## Job:
Locate the lines where "image" occurs and copy them as they stand.
☆ ☆ ☆ ☆
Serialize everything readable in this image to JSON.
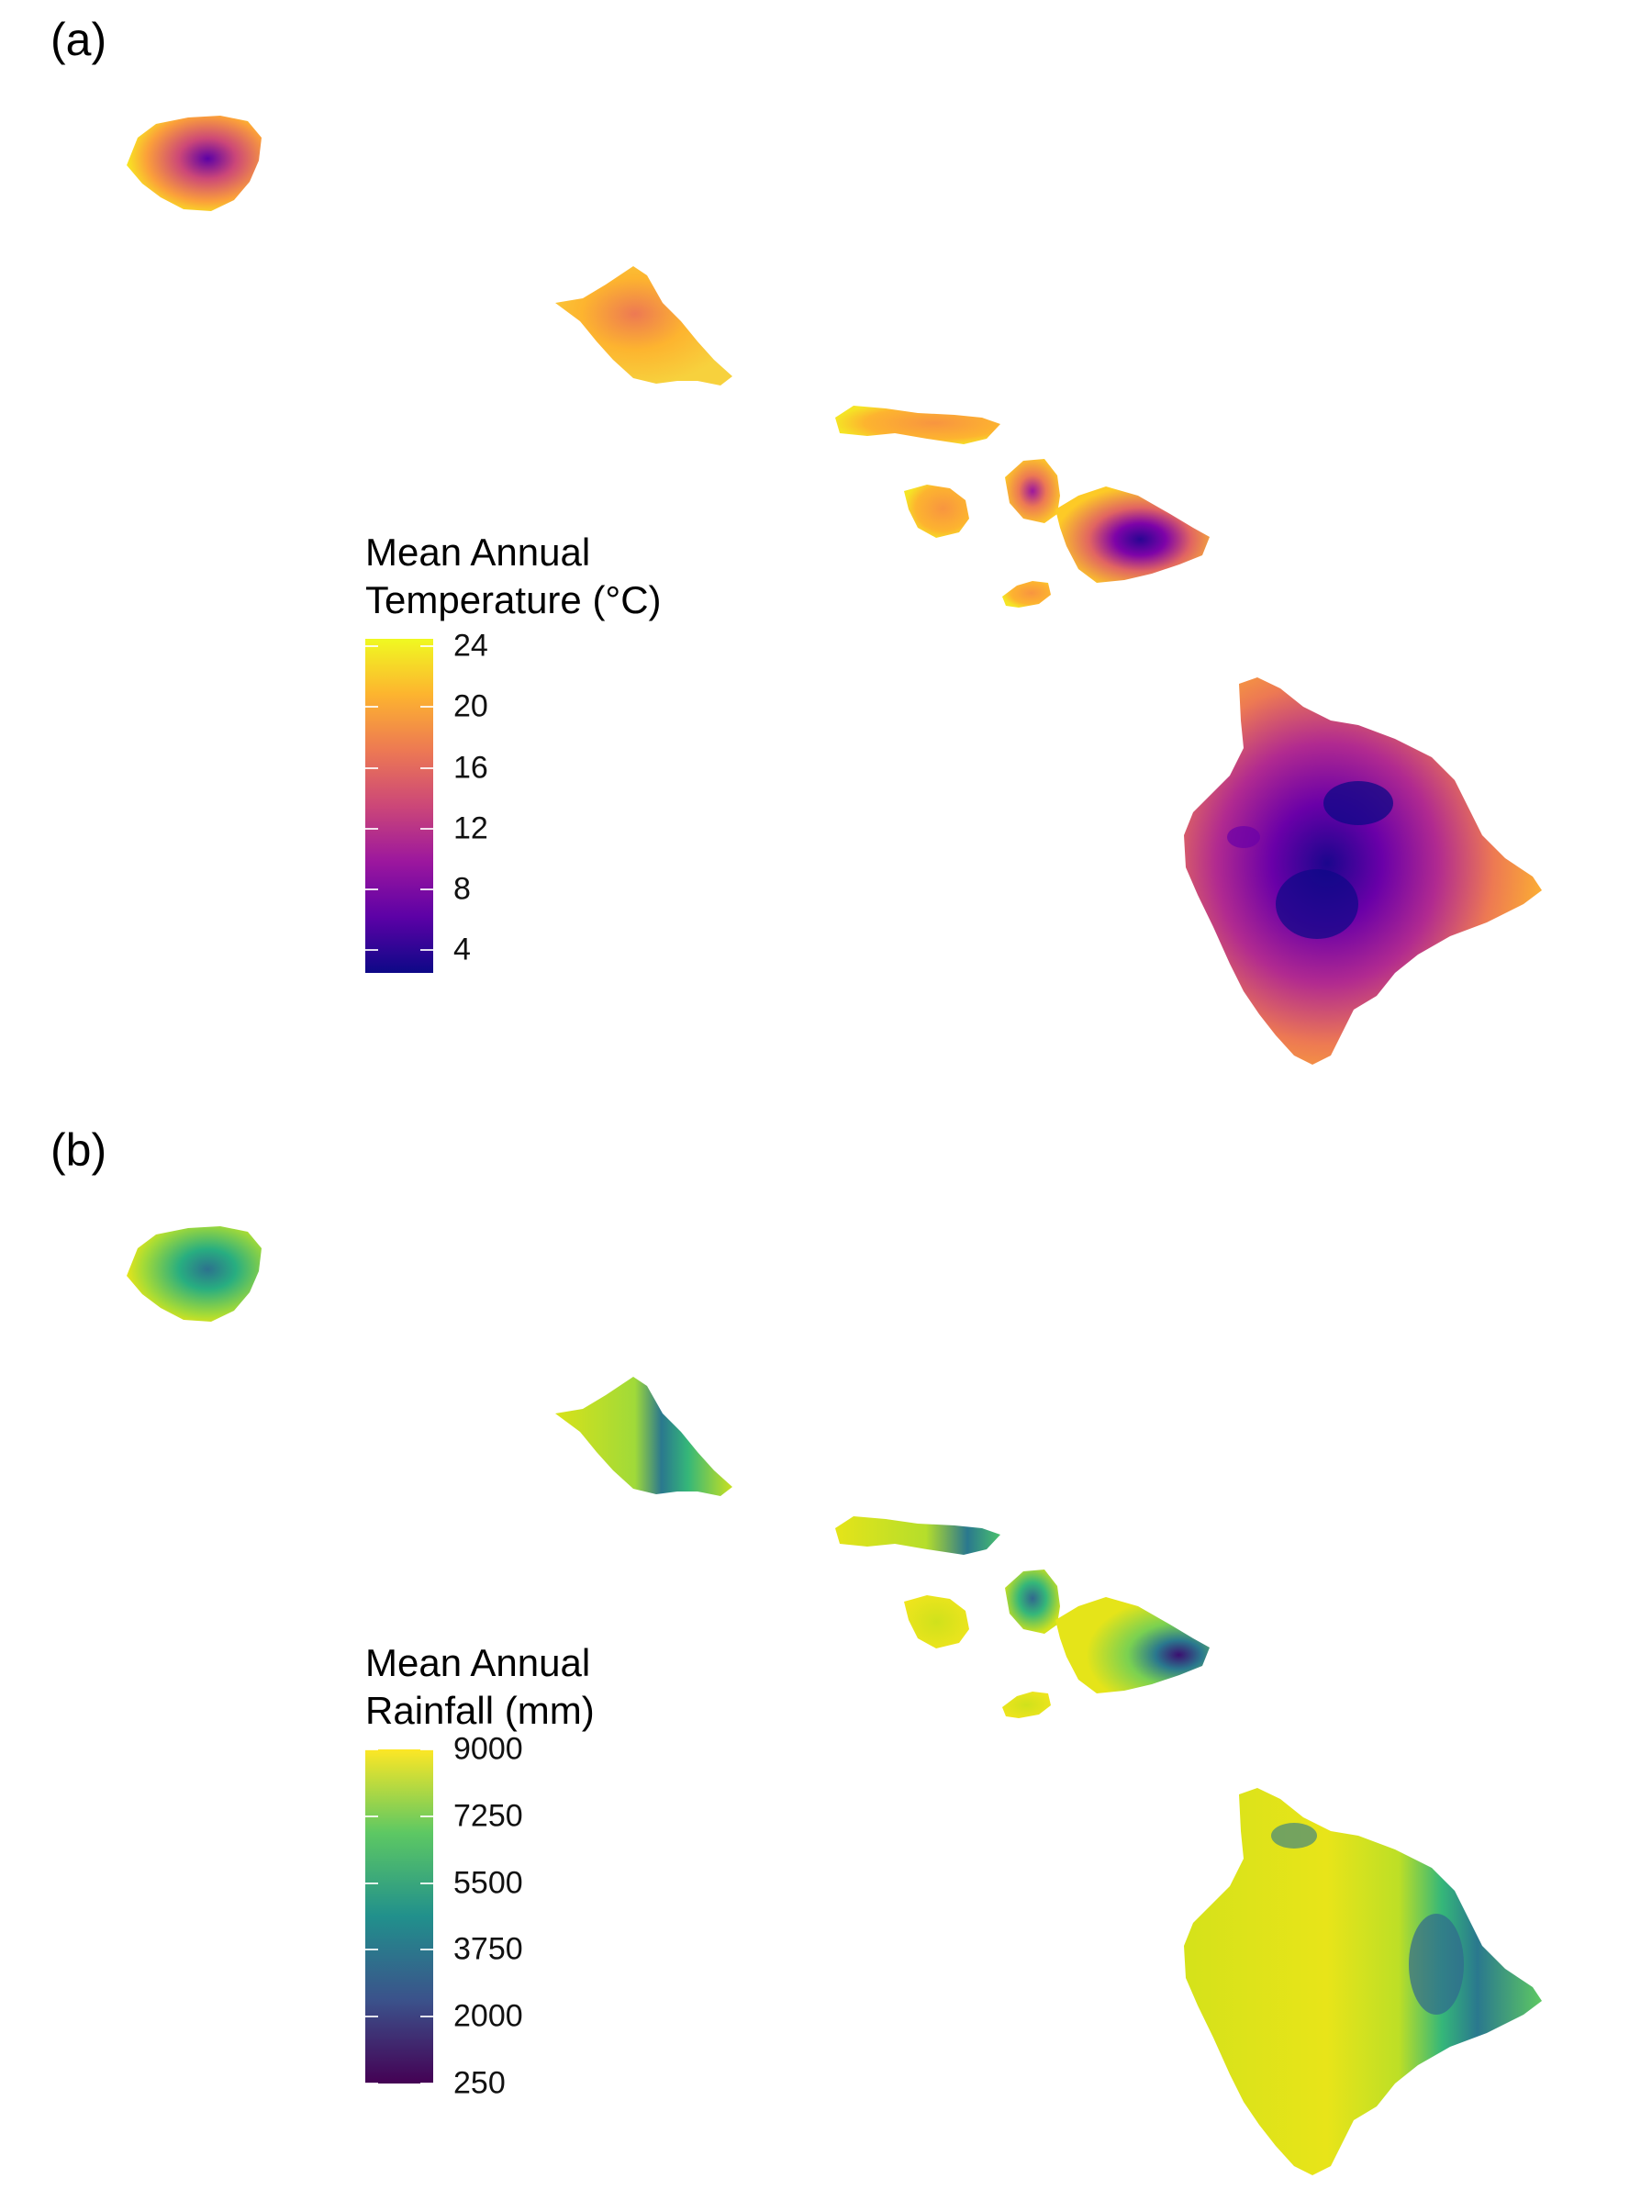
{
  "panels": [
    {
      "label": "(a)",
      "legend": {
        "title_line1": "Mean Annual",
        "title_line2": "Temperature (°C)",
        "ticks": [
          "24",
          "20",
          "16",
          "12",
          "8",
          "4"
        ],
        "tick_values": [
          24,
          20,
          16,
          12,
          8,
          4
        ],
        "range": [
          2.5,
          24.5
        ],
        "palette": "plasma",
        "colors": [
          "#0d0887",
          "#5c01a6",
          "#9c179e",
          "#cc4778",
          "#ed7953",
          "#fdb42f",
          "#f0f921"
        ]
      }
    },
    {
      "label": "(b)",
      "legend": {
        "title_line1": "Mean Annual",
        "title_line2": "Rainfall (mm)",
        "ticks": [
          "9000",
          "7250",
          "5500",
          "3750",
          "2000",
          "250"
        ],
        "tick_values": [
          9000,
          7250,
          5500,
          3750,
          2000,
          250
        ],
        "range": [
          250,
          9000
        ],
        "palette": "viridis",
        "colors": [
          "#440154",
          "#3b528b",
          "#21908c",
          "#5dc863",
          "#fde725"
        ]
      }
    }
  ],
  "islands": [
    "Kauai",
    "Oahu",
    "Molokai",
    "Lanai",
    "Maui",
    "Kahoolawe",
    "Hawaii"
  ]
}
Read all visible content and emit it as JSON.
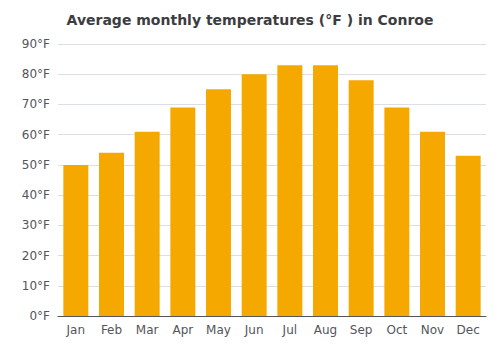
{
  "chart_data": {
    "type": "bar",
    "title": "Average monthly temperatures (°F ) in Conroe",
    "categories": [
      "Jan",
      "Feb",
      "Mar",
      "Apr",
      "May",
      "Jun",
      "Jul",
      "Aug",
      "Sep",
      "Oct",
      "Nov",
      "Dec"
    ],
    "values": [
      50,
      54,
      61,
      69,
      75,
      80,
      83,
      83,
      78,
      69,
      61,
      53
    ],
    "color": "#F5A800",
    "ylim": [
      0,
      90
    ],
    "yticks": [
      {
        "value": 0,
        "label": "0°F"
      },
      {
        "value": 10,
        "label": "10°F"
      },
      {
        "value": 20,
        "label": "20°F"
      },
      {
        "value": 30,
        "label": "30°F"
      },
      {
        "value": 40,
        "label": "40°F"
      },
      {
        "value": 50,
        "label": "50°F"
      },
      {
        "value": 60,
        "label": "60°F"
      },
      {
        "value": 70,
        "label": "70°F"
      },
      {
        "value": 80,
        "label": "80°F"
      },
      {
        "value": 90,
        "label": "90°F"
      }
    ],
    "grid": true
  }
}
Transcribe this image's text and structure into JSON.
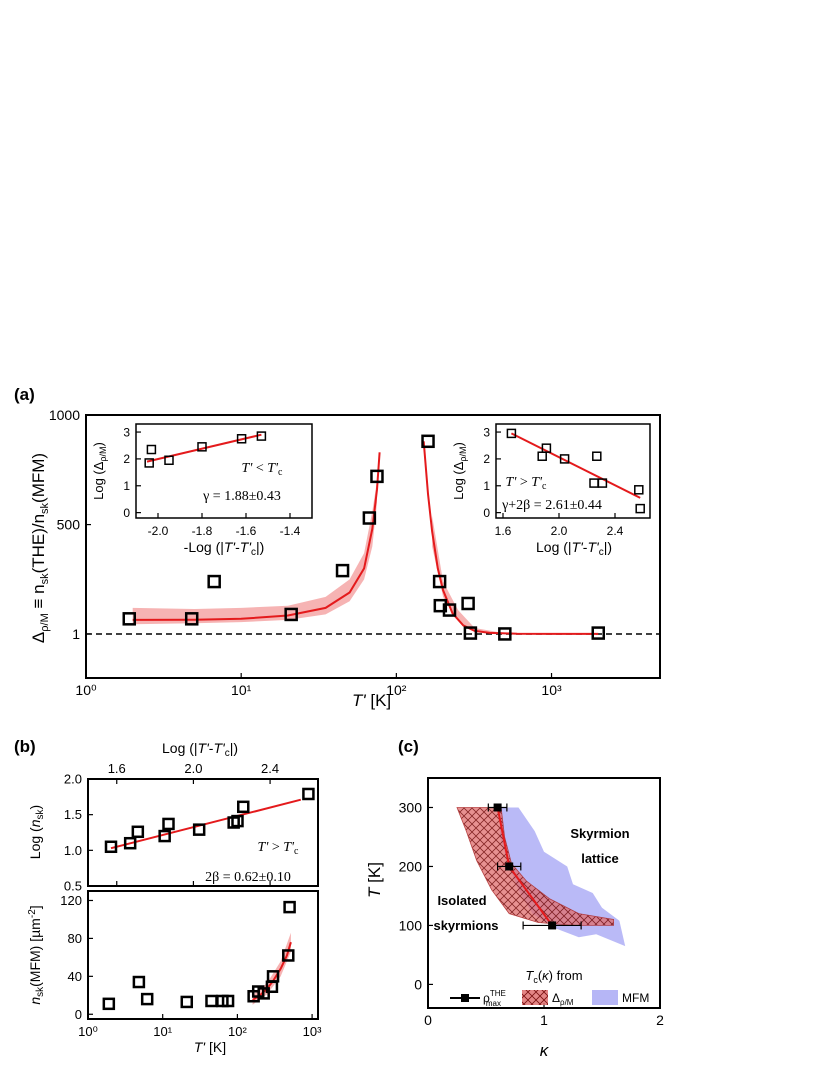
{
  "panel_labels": {
    "a": "(a)",
    "b": "(b)",
    "c": "(c)"
  },
  "colors": {
    "fit": "#e41a1c",
    "band": "#f4a6a6",
    "hatch": "#d9534f",
    "mfm": "#a9a9f5",
    "line": "#000000"
  },
  "chart_data": [
    {
      "id": "a-main",
      "type": "scatter",
      "xlabel": "T' [K]",
      "ylabel": "Δ_ρ/M ≡ n_sk(THE)/n_sk(MFM)",
      "xscale": "log",
      "xlim": [
        1,
        5000
      ],
      "ylim": [
        -200,
        1000
      ],
      "xticks": [
        {
          "v": 1,
          "label": "10⁰"
        },
        {
          "v": 10,
          "label": "10¹"
        },
        {
          "v": 100,
          "label": "10²"
        },
        {
          "v": 1000,
          "label": "10³"
        }
      ],
      "yticks": [
        {
          "v": 1,
          "label": "1"
        },
        {
          "v": 500,
          "label": "500"
        },
        {
          "v": 1000,
          "label": "1000"
        }
      ],
      "reference_line": {
        "y": 1,
        "style": "dashed"
      },
      "points": [
        {
          "x": 1.9,
          "y": 70
        },
        {
          "x": 4.8,
          "y": 70
        },
        {
          "x": 6.7,
          "y": 240
        },
        {
          "x": 21,
          "y": 90
        },
        {
          "x": 45,
          "y": 290
        },
        {
          "x": 67,
          "y": 530
        },
        {
          "x": 75,
          "y": 720
        },
        {
          "x": 160,
          "y": 880
        },
        {
          "x": 190,
          "y": 240
        },
        {
          "x": 192,
          "y": 130
        },
        {
          "x": 220,
          "y": 110
        },
        {
          "x": 290,
          "y": 140
        },
        {
          "x": 300,
          "y": 5
        },
        {
          "x": 500,
          "y": 1
        },
        {
          "x": 2000,
          "y": 5
        }
      ],
      "fit_left": {
        "x": [
          2,
          5,
          10,
          20,
          35,
          50,
          62,
          70,
          75,
          78
        ],
        "y": [
          65,
          66,
          70,
          85,
          120,
          190,
          300,
          480,
          660,
          830
        ]
      },
      "fit_right": {
        "x": [
          150,
          160,
          170,
          185,
          200,
          230,
          270,
          320,
          400,
          600,
          1000,
          2000
        ],
        "y": [
          880,
          640,
          470,
          300,
          200,
          95,
          40,
          15,
          6,
          2,
          1,
          1
        ]
      },
      "band_left": {
        "x": [
          2,
          5,
          10,
          20,
          35,
          50,
          62,
          70,
          75
        ],
        "ylo": [
          45,
          50,
          55,
          65,
          90,
          150,
          250,
          400,
          600
        ],
        "yhi": [
          120,
          115,
          120,
          130,
          170,
          250,
          370,
          560,
          700
        ]
      },
      "band_right": {
        "x": [
          170,
          200,
          250,
          320,
          450,
          600
        ],
        "ylo": [
          400,
          170,
          60,
          12,
          3,
          1
        ],
        "yhi": [
          540,
          240,
          110,
          28,
          10,
          3
        ]
      }
    },
    {
      "id": "a-inset-left",
      "type": "scatter",
      "xlabel": "-Log (|T'-T'c|)",
      "ylabel": "Log (Δ_ρ/M)",
      "xlim": [
        -2.1,
        -1.3
      ],
      "ylim": [
        -0.2,
        3.3
      ],
      "xticks": [
        {
          "v": -2.0,
          "label": "-2.0"
        },
        {
          "v": -1.8,
          "label": "-1.8"
        },
        {
          "v": -1.6,
          "label": "-1.6"
        },
        {
          "v": -1.4,
          "label": "-1.4"
        }
      ],
      "yticks": [
        {
          "v": 0,
          "label": "0"
        },
        {
          "v": 1,
          "label": "1"
        },
        {
          "v": 2,
          "label": "2"
        },
        {
          "v": 3,
          "label": "3"
        }
      ],
      "points": [
        {
          "x": -2.04,
          "y": 1.85
        },
        {
          "x": -2.03,
          "y": 2.35
        },
        {
          "x": -1.95,
          "y": 1.95
        },
        {
          "x": -1.8,
          "y": 2.45
        },
        {
          "x": -1.62,
          "y": 2.75
        },
        {
          "x": -1.53,
          "y": 2.85
        }
      ],
      "fit": {
        "x": [
          -2.05,
          -1.53
        ],
        "y": [
          1.9,
          2.9
        ]
      },
      "annotation": "T' < T'c",
      "result": "γ = 1.88±0.43"
    },
    {
      "id": "a-inset-right",
      "type": "scatter",
      "xlabel": "Log (|T'-T'c|)",
      "ylabel": "Log (Δ_ρ/M)",
      "xlim": [
        1.55,
        2.65
      ],
      "ylim": [
        -0.2,
        3.3
      ],
      "xticks": [
        {
          "v": 1.6,
          "label": "1.6"
        },
        {
          "v": 2.0,
          "label": "2.0"
        },
        {
          "v": 2.4,
          "label": "2.4"
        }
      ],
      "yticks": [
        {
          "v": 0,
          "label": "0"
        },
        {
          "v": 1,
          "label": "1"
        },
        {
          "v": 2,
          "label": "2"
        },
        {
          "v": 3,
          "label": "3"
        }
      ],
      "points": [
        {
          "x": 1.66,
          "y": 2.95
        },
        {
          "x": 1.88,
          "y": 2.1
        },
        {
          "x": 1.91,
          "y": 2.4
        },
        {
          "x": 2.04,
          "y": 2.0
        },
        {
          "x": 2.25,
          "y": 1.1
        },
        {
          "x": 2.27,
          "y": 2.1
        },
        {
          "x": 2.31,
          "y": 1.1
        },
        {
          "x": 2.57,
          "y": 0.85
        },
        {
          "x": 2.58,
          "y": 0.15
        }
      ],
      "fit": {
        "x": [
          1.66,
          2.58
        ],
        "y": [
          2.95,
          0.55
        ]
      },
      "annotation": "T' > T'c",
      "result": "γ+2β = 2.61±0.44"
    },
    {
      "id": "b-top",
      "type": "scatter",
      "xlabel": "Log (|T'-T'c|)",
      "ylabel": "Log (n_sk)",
      "xlim": [
        1.45,
        2.65
      ],
      "ylim": [
        0.5,
        2.0
      ],
      "xticks": [
        {
          "v": 1.6,
          "label": "1.6"
        },
        {
          "v": 2.0,
          "label": "2.0"
        },
        {
          "v": 2.4,
          "label": "2.4"
        }
      ],
      "yticks": [
        {
          "v": 0.5,
          "label": "0.5"
        },
        {
          "v": 1.0,
          "label": "1.0"
        },
        {
          "v": 1.5,
          "label": "1.5"
        },
        {
          "v": 2.0,
          "label": "2.0"
        }
      ],
      "points": [
        {
          "x": 1.57,
          "y": 1.05
        },
        {
          "x": 1.67,
          "y": 1.1
        },
        {
          "x": 1.71,
          "y": 1.26
        },
        {
          "x": 1.85,
          "y": 1.2
        },
        {
          "x": 1.87,
          "y": 1.37
        },
        {
          "x": 2.03,
          "y": 1.29
        },
        {
          "x": 2.21,
          "y": 1.39
        },
        {
          "x": 2.23,
          "y": 1.41
        },
        {
          "x": 2.26,
          "y": 1.61
        },
        {
          "x": 2.6,
          "y": 1.79
        }
      ],
      "fit": {
        "x": [
          1.57,
          2.56
        ],
        "y": [
          1.03,
          1.71
        ]
      },
      "annotation": "T' > T'c",
      "result": "2β = 0.62±0.10"
    },
    {
      "id": "b-bottom",
      "type": "scatter",
      "xlabel": "T' [K]",
      "ylabel": "n_sk(MFM) [µm⁻²]",
      "xscale": "log",
      "xlim": [
        1,
        1200
      ],
      "ylim": [
        -5,
        130
      ],
      "xticks": [
        {
          "v": 1,
          "label": "10⁰"
        },
        {
          "v": 10,
          "label": "10¹"
        },
        {
          "v": 100,
          "label": "10²"
        },
        {
          "v": 1000,
          "label": "10³"
        }
      ],
      "yticks": [
        {
          "v": 0,
          "label": "0"
        },
        {
          "v": 40,
          "label": "40"
        },
        {
          "v": 80,
          "label": "80"
        },
        {
          "v": 120,
          "label": "120"
        }
      ],
      "points": [
        {
          "x": 1.9,
          "y": 11
        },
        {
          "x": 4.8,
          "y": 34
        },
        {
          "x": 6.2,
          "y": 16
        },
        {
          "x": 21,
          "y": 13
        },
        {
          "x": 45,
          "y": 14
        },
        {
          "x": 63,
          "y": 14
        },
        {
          "x": 75,
          "y": 14
        },
        {
          "x": 165,
          "y": 19
        },
        {
          "x": 190,
          "y": 24
        },
        {
          "x": 225,
          "y": 22
        },
        {
          "x": 290,
          "y": 29
        },
        {
          "x": 300,
          "y": 40
        },
        {
          "x": 480,
          "y": 62
        },
        {
          "x": 500,
          "y": 113
        }
      ],
      "fit": {
        "x": [
          160,
          200,
          250,
          300,
          380,
          460,
          520
        ],
        "y": [
          15,
          20,
          27,
          35,
          48,
          62,
          76
        ]
      },
      "band": {
        "x": [
          160,
          250,
          380,
          520
        ],
        "ylo": [
          10,
          21,
          40,
          66
        ],
        "yhi": [
          20,
          33,
          56,
          86
        ]
      }
    },
    {
      "id": "c",
      "type": "area",
      "xlabel": "κ",
      "ylabel": "T [K]",
      "xlim": [
        0,
        2
      ],
      "ylim": [
        -40,
        350
      ],
      "xticks": [
        {
          "v": 0,
          "label": "0"
        },
        {
          "v": 1,
          "label": "1"
        },
        {
          "v": 2,
          "label": "2"
        }
      ],
      "yticks": [
        {
          "v": 0,
          "label": "0"
        },
        {
          "v": 100,
          "label": "100"
        },
        {
          "v": 200,
          "label": "200"
        },
        {
          "v": 300,
          "label": "300"
        }
      ],
      "labels": {
        "lattice": [
          "Skyrmion",
          "lattice"
        ],
        "isolated": [
          "Isolated",
          "skyrmions"
        ]
      },
      "series": [
        {
          "name": "ρ_max^THE",
          "kind": "line",
          "x": [
            0.6,
            0.7,
            1.07
          ],
          "y": [
            300,
            200,
            100
          ],
          "xerr": [
            0.08,
            0.1,
            0.25
          ]
        },
        {
          "name": "Δ_ρ/M",
          "kind": "hatched-band"
        },
        {
          "name": "MFM",
          "kind": "band"
        }
      ],
      "legend_title": "T_c(κ) from",
      "mfm_poly": [
        [
          0.62,
          300
        ],
        [
          0.78,
          300
        ],
        [
          0.92,
          260
        ],
        [
          1.0,
          225
        ],
        [
          1.2,
          200
        ],
        [
          1.25,
          170
        ],
        [
          1.42,
          155
        ],
        [
          1.5,
          130
        ],
        [
          1.65,
          108
        ],
        [
          1.7,
          65
        ],
        [
          1.45,
          85
        ],
        [
          1.3,
          80
        ],
        [
          1.1,
          95
        ],
        [
          0.9,
          120
        ],
        [
          0.78,
          160
        ],
        [
          0.7,
          200
        ],
        [
          0.62,
          250
        ]
      ],
      "delta_poly": [
        [
          0.25,
          300
        ],
        [
          0.63,
          300
        ],
        [
          0.66,
          250
        ],
        [
          0.72,
          205
        ],
        [
          0.85,
          175
        ],
        [
          1.05,
          145
        ],
        [
          1.3,
          120
        ],
        [
          1.6,
          110
        ],
        [
          1.6,
          100
        ],
        [
          1.25,
          100
        ],
        [
          0.95,
          105
        ],
        [
          0.7,
          120
        ],
        [
          0.55,
          160
        ],
        [
          0.42,
          210
        ],
        [
          0.33,
          260
        ]
      ]
    }
  ]
}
☆ ☆ ☆ ☆
## Answer below:
Serialize everything readable in this image to JSON.
Transcribe this image's text and structure into JSON.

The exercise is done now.